* **What is expected**: Quote the material word for word, from its first line through the line containing "last-memory-word-label: Last Memory".

* **Records for the exercise**:
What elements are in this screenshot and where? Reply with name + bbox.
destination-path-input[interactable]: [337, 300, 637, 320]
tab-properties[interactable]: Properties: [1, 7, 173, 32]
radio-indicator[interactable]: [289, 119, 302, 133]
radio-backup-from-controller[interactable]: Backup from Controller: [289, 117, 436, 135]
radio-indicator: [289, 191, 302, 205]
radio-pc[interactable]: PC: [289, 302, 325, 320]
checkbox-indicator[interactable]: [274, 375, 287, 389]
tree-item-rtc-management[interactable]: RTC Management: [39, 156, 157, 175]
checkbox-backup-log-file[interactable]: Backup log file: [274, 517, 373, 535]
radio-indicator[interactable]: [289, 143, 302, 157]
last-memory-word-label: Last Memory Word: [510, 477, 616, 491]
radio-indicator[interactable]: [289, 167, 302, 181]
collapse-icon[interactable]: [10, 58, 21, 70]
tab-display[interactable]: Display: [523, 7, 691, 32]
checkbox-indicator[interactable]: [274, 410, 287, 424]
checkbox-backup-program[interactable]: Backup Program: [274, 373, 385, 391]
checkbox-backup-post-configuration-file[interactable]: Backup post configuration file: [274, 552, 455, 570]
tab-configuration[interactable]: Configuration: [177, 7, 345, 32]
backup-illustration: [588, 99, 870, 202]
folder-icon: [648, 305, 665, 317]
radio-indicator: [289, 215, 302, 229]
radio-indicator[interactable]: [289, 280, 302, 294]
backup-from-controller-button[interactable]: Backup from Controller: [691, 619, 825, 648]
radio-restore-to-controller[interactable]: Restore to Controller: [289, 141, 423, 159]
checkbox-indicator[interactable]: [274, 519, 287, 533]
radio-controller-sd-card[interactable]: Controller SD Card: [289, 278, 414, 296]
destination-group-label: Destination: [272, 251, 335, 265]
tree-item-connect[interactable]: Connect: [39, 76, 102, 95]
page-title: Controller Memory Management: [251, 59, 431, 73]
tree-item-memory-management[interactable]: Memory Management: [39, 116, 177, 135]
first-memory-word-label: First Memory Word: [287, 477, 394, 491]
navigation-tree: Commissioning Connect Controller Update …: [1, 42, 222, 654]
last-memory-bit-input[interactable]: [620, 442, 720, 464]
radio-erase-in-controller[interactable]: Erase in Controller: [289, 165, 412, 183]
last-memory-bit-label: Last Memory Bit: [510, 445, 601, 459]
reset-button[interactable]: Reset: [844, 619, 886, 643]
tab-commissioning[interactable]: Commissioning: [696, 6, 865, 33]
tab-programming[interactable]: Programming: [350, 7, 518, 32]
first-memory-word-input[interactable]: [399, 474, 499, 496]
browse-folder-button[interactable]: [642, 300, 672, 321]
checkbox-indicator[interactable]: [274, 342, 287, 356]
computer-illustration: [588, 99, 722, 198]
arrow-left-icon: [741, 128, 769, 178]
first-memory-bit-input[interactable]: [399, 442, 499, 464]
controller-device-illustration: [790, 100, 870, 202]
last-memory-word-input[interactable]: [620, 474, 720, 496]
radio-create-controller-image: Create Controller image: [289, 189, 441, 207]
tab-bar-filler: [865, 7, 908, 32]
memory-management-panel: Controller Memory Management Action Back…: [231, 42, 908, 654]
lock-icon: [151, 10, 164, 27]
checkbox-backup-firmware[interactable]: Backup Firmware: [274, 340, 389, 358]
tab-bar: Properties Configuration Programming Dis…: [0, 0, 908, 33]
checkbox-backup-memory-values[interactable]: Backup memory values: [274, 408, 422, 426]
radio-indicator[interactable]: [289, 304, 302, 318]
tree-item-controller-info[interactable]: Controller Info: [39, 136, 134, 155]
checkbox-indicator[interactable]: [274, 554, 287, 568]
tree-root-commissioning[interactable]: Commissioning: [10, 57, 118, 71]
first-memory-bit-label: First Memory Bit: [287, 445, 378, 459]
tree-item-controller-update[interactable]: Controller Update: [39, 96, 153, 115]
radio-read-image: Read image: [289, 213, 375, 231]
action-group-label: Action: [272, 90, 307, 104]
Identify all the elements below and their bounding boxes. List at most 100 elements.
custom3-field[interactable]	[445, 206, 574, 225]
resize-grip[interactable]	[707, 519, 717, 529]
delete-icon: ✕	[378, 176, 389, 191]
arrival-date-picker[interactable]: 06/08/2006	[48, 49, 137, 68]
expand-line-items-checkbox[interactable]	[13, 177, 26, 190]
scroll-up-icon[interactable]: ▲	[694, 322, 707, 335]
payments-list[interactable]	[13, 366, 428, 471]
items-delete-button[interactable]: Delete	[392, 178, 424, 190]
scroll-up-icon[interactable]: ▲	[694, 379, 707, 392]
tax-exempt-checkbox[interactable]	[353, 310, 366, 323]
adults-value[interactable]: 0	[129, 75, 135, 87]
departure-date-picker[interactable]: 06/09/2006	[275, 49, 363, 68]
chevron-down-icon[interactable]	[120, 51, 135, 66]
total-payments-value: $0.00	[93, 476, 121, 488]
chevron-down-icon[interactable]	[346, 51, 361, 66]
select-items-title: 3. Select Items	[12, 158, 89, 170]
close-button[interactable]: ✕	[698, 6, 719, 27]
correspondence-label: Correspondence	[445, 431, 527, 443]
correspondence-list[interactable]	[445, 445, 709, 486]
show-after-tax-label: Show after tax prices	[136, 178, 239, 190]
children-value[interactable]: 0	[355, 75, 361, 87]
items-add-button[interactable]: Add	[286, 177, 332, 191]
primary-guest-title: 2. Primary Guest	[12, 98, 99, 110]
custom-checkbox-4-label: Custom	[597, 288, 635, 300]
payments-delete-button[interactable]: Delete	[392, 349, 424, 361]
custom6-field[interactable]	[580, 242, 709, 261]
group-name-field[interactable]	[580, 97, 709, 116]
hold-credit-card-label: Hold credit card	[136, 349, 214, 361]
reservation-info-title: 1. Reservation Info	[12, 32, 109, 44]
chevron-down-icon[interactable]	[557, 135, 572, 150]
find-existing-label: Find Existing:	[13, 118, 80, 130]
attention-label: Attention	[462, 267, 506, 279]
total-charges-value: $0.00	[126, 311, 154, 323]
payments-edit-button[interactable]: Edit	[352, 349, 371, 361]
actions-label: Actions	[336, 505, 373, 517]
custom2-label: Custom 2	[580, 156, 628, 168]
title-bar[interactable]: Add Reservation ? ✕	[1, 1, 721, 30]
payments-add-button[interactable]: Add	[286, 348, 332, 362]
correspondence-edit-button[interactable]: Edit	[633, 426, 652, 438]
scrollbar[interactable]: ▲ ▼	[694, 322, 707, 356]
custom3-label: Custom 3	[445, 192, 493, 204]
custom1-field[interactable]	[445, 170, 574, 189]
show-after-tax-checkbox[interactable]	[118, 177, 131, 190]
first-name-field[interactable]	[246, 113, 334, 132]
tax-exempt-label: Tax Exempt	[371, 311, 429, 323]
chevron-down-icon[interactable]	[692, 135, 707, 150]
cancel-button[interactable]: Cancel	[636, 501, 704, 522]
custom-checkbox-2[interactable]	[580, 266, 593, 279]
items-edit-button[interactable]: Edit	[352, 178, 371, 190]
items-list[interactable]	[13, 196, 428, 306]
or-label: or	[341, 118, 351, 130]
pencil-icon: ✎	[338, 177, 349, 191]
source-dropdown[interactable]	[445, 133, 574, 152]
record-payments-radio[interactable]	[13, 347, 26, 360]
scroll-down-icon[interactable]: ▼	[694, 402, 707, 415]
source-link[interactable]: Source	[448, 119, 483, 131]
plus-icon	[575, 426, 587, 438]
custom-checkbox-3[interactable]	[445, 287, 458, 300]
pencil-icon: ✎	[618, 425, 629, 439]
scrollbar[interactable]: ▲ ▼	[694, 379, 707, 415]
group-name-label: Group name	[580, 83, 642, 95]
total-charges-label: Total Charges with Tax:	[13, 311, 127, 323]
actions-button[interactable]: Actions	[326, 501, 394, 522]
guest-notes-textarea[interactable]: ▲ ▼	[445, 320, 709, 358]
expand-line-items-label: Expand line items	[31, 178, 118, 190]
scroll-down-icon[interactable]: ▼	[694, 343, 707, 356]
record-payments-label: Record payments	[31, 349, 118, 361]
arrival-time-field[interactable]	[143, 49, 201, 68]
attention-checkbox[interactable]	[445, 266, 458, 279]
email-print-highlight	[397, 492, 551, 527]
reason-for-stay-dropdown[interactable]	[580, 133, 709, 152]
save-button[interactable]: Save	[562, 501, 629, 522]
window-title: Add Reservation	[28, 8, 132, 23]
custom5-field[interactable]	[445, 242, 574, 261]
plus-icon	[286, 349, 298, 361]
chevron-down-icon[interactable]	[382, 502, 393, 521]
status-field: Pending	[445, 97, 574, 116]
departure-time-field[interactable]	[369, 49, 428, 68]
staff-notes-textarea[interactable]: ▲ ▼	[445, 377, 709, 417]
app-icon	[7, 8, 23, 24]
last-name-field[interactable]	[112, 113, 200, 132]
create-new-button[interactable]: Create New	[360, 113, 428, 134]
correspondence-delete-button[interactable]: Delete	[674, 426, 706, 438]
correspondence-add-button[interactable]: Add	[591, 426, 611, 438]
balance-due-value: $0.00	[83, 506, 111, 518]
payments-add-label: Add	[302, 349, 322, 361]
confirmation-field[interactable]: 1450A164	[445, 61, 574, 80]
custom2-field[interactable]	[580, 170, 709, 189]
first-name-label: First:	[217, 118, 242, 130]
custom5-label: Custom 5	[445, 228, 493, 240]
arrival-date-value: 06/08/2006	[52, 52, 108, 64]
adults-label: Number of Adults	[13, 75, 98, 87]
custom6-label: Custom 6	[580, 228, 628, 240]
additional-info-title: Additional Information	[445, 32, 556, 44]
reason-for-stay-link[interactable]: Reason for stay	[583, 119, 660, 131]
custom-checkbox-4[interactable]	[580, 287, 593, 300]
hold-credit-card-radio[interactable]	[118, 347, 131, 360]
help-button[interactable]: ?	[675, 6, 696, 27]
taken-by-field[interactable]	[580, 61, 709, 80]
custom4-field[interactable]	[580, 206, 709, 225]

* **Correct output**:
What elements are in this screenshot and where? Reply with name + bbox.
destination-path-input[interactable]: [337, 300, 637, 320]
tab-properties[interactable]: Properties: [1, 7, 173, 32]
radio-indicator[interactable]: [289, 119, 302, 133]
radio-backup-from-controller[interactable]: Backup from Controller: [289, 117, 436, 135]
radio-indicator: [289, 191, 302, 205]
radio-pc[interactable]: PC: [289, 302, 325, 320]
checkbox-indicator[interactable]: [274, 375, 287, 389]
tree-item-rtc-management[interactable]: RTC Management: [39, 156, 157, 175]
checkbox-backup-log-file[interactable]: Backup log file: [274, 517, 373, 535]
radio-indicator[interactable]: [289, 143, 302, 157]
last-memory-word-label: Last Memory Word: [510, 477, 616, 491]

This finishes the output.